• **TASK OBJECTIVE**:
Pull each line containing "elektromos" out of the data and copy it.
— start PROVIDED ENTRIES —
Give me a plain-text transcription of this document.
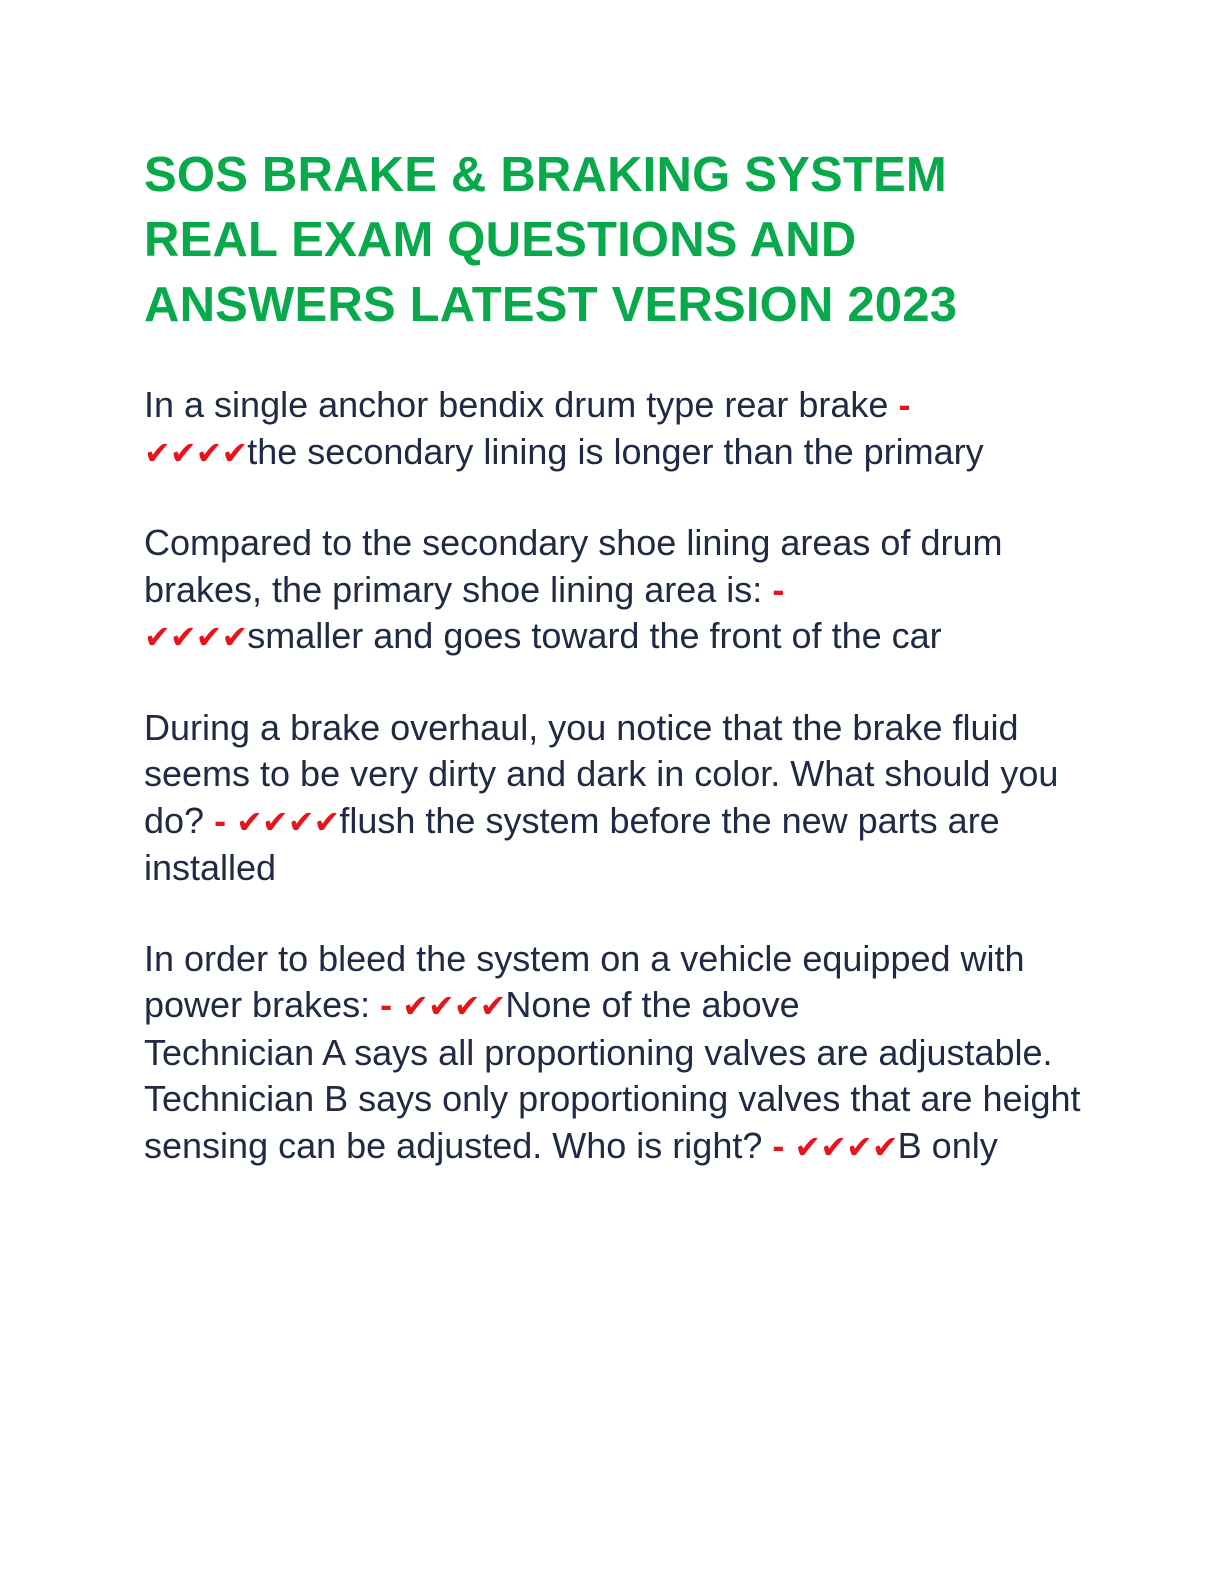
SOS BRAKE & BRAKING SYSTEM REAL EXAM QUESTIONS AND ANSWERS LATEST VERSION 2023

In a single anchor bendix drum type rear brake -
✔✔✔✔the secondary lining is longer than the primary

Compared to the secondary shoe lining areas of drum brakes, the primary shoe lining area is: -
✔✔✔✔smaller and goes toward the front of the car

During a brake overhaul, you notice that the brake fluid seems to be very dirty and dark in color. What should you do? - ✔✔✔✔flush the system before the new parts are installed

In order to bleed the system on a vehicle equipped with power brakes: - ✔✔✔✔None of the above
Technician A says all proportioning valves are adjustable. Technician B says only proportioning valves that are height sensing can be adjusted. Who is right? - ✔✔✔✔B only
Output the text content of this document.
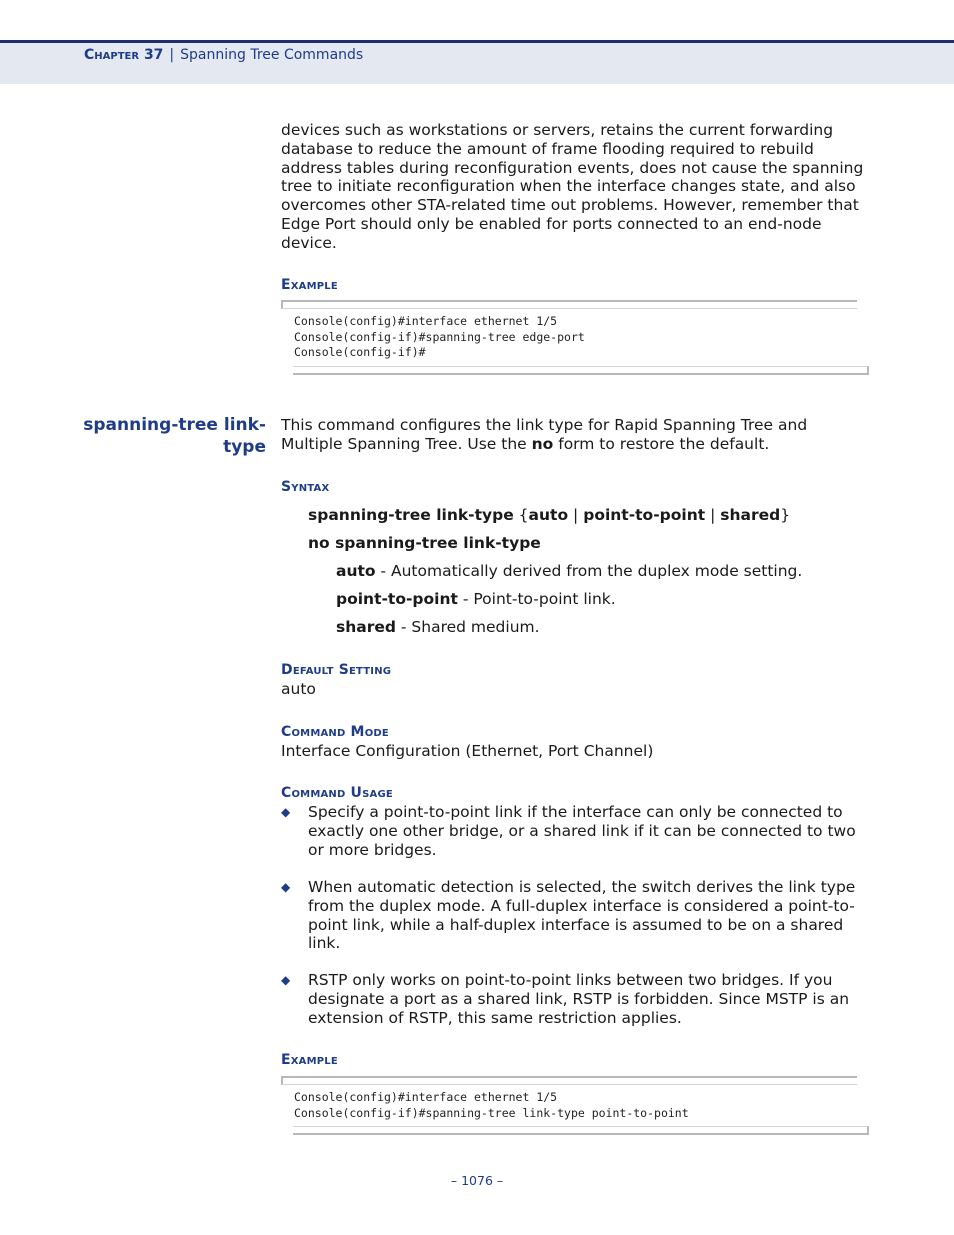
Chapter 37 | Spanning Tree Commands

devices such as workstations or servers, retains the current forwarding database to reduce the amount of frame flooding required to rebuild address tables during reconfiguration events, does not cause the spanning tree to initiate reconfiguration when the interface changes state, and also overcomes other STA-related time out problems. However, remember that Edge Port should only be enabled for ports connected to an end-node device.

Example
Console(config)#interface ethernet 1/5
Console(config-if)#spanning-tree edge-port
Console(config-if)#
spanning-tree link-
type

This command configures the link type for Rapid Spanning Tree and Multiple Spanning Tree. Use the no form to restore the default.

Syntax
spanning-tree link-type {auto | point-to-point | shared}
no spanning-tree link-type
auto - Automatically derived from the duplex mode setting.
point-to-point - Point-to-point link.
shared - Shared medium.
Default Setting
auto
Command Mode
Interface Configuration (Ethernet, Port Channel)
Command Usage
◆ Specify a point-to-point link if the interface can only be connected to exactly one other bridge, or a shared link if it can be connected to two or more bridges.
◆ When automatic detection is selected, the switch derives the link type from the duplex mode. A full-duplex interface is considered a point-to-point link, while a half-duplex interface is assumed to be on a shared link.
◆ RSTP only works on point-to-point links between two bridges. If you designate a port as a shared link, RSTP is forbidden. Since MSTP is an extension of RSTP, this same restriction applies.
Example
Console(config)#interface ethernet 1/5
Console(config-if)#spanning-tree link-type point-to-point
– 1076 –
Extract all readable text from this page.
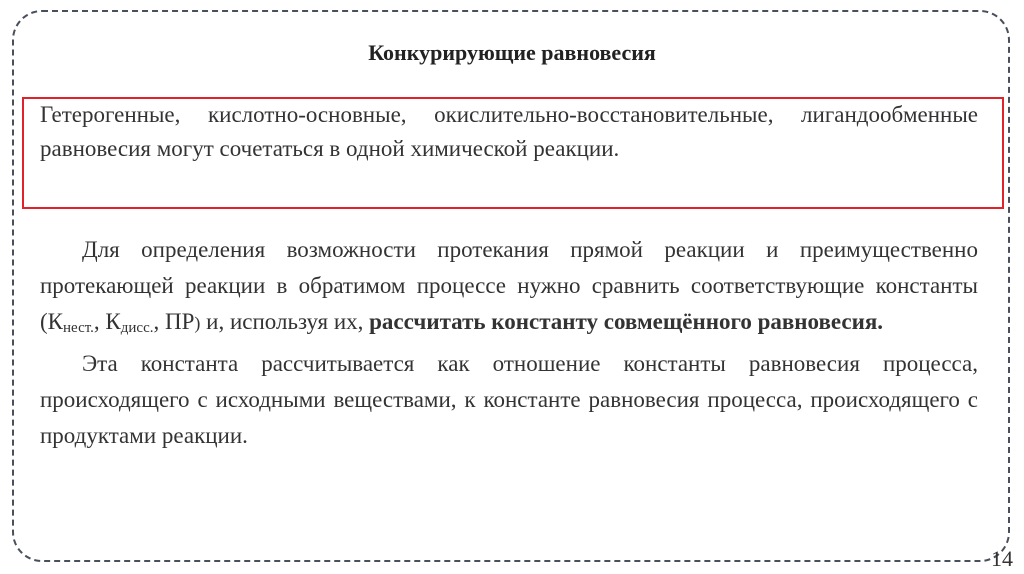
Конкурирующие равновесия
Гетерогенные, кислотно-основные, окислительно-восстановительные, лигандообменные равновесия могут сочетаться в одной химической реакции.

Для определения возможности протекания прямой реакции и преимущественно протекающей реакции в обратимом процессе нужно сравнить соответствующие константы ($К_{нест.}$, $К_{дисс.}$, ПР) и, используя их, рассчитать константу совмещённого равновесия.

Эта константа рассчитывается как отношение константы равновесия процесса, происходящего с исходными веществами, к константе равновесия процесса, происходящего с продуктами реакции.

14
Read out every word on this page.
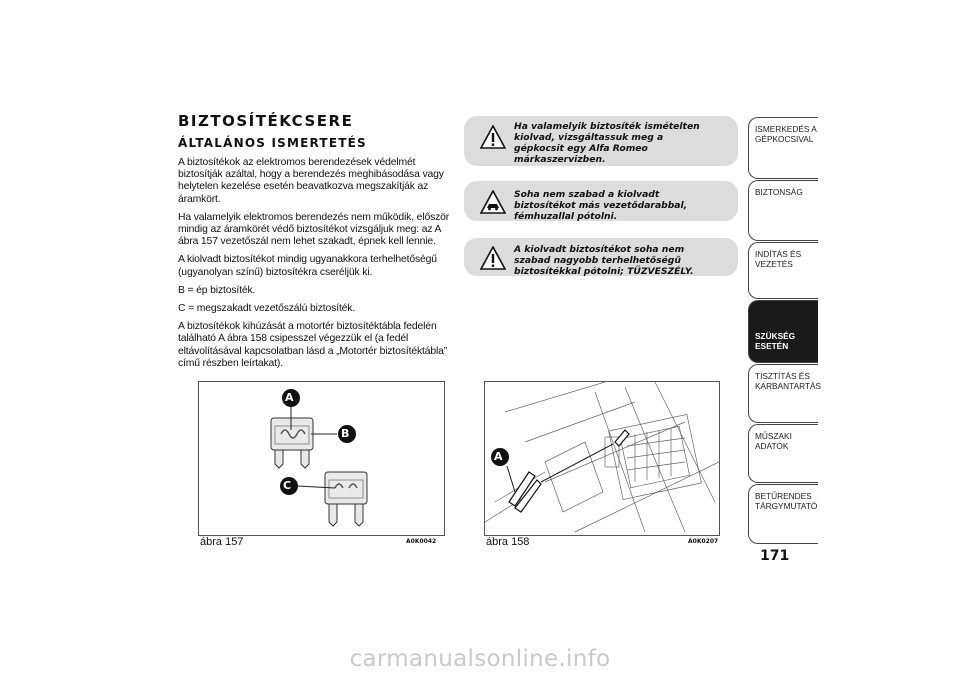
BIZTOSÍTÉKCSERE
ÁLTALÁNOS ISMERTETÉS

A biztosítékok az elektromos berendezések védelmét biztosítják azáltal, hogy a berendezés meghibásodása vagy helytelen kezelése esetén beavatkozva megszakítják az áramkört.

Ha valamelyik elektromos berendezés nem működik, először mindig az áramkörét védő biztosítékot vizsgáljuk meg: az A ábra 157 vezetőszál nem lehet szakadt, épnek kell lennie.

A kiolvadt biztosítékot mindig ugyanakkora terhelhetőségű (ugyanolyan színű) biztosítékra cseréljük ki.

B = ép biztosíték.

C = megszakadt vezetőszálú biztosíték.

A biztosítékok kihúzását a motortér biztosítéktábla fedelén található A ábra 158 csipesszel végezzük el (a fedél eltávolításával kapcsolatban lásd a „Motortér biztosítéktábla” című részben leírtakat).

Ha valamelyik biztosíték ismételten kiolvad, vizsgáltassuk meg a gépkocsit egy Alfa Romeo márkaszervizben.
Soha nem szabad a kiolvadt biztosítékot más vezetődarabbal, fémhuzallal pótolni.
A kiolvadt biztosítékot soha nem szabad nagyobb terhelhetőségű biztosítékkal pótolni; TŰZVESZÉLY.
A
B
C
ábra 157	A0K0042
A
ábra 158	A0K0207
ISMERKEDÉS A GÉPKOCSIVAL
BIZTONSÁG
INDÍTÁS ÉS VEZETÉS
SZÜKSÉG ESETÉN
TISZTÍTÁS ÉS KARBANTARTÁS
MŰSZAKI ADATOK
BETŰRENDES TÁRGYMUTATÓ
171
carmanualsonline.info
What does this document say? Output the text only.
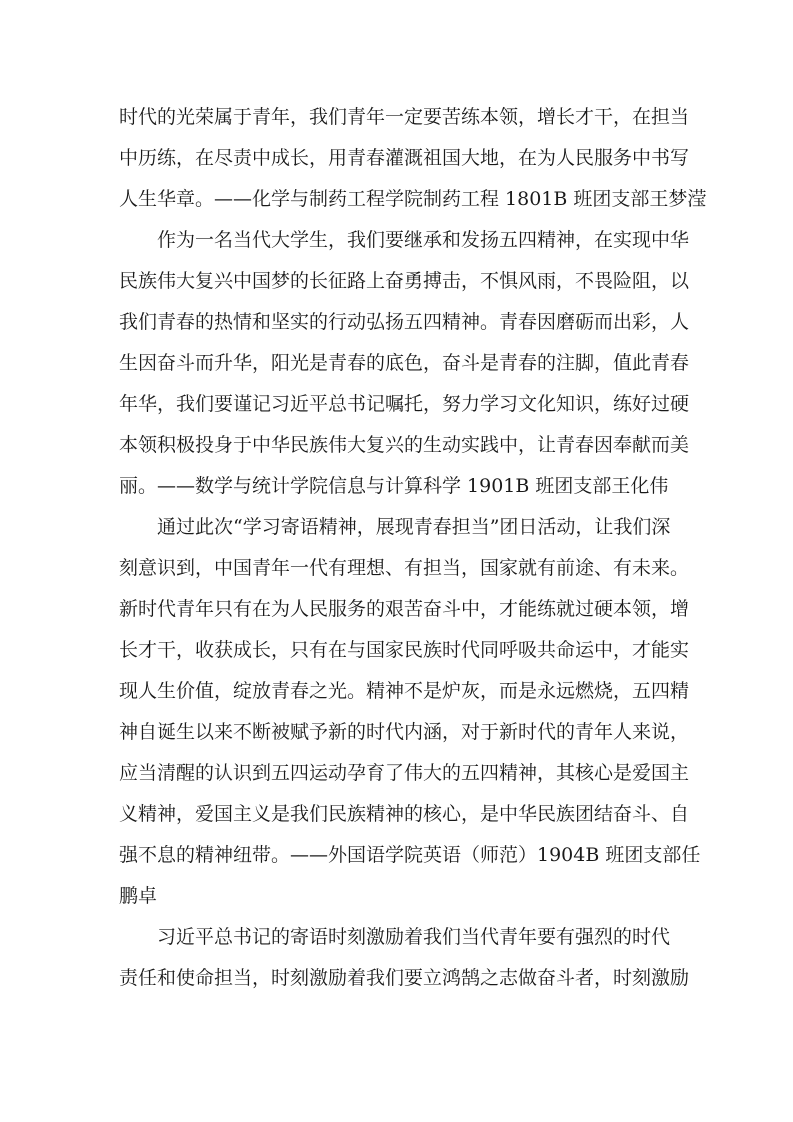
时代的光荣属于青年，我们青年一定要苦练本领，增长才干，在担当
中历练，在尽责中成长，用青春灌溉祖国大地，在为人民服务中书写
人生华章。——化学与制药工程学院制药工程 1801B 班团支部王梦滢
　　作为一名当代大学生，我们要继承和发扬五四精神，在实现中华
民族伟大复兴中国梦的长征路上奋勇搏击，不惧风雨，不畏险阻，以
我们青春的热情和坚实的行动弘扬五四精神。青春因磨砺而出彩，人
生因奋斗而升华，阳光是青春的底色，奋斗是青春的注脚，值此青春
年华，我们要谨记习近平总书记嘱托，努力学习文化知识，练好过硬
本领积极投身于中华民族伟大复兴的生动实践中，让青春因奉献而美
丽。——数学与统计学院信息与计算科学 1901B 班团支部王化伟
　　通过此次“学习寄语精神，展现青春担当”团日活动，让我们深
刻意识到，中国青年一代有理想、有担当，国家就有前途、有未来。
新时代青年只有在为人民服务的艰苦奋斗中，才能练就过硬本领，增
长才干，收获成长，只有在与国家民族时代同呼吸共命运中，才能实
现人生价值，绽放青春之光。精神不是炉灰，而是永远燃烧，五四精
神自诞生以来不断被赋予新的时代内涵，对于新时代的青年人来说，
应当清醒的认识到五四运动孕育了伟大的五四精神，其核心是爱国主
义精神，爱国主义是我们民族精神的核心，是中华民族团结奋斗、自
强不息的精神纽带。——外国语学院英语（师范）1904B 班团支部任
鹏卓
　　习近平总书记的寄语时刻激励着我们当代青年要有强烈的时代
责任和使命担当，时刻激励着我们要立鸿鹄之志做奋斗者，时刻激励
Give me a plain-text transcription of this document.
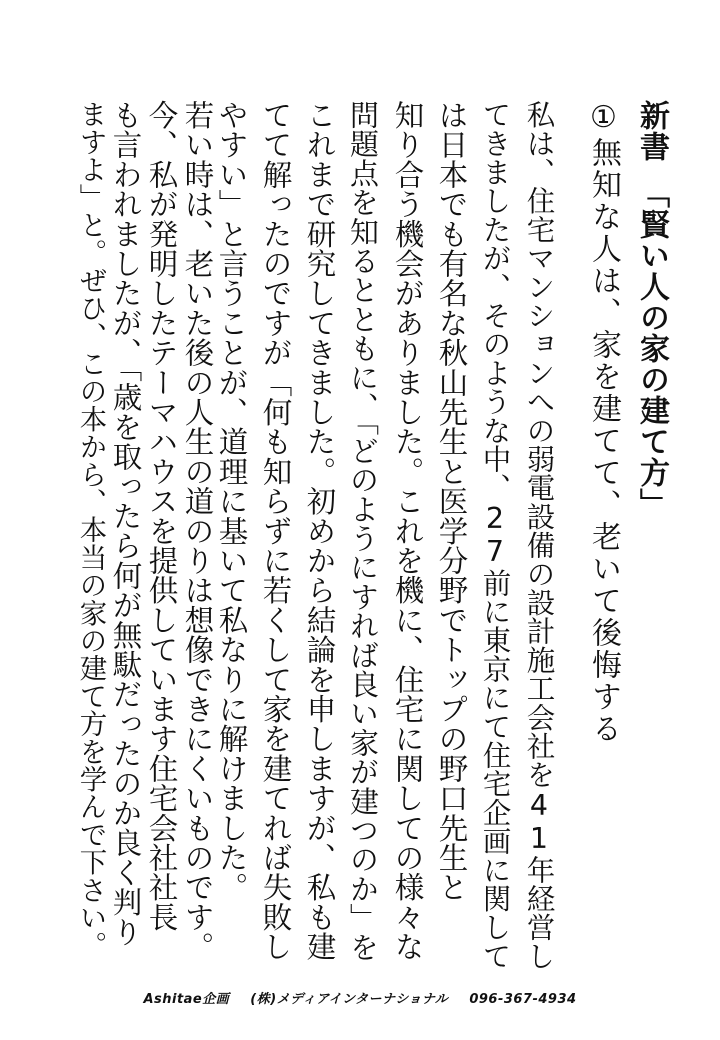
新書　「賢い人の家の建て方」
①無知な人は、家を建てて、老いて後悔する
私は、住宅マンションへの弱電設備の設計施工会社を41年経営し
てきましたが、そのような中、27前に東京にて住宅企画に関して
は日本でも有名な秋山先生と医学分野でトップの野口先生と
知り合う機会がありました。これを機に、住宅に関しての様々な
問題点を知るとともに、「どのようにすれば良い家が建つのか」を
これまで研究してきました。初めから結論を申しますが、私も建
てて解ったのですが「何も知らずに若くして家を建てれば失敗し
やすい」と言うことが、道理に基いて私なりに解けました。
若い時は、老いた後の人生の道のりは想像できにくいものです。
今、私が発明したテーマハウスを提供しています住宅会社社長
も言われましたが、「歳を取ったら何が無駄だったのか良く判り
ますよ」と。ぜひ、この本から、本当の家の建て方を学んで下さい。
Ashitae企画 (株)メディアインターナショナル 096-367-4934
— end PROVIDED ENTRIES —
• **EXPECTED ANSWER**:
A biztosítékok az elektromos berendezések védelmét biztosítják azáltal, hogy a berendezés meghibásodása vagy helytelen kezelése esetén beavatkozva megszakítják az áramkört.
Ha valamelyik elektromos berendezés nem működik, először mindig az áramkörét védő biztosítékot vizsgáljuk meg: az A ábra 157 vezetőszál nem lehet szakadt, épnek kell lennie.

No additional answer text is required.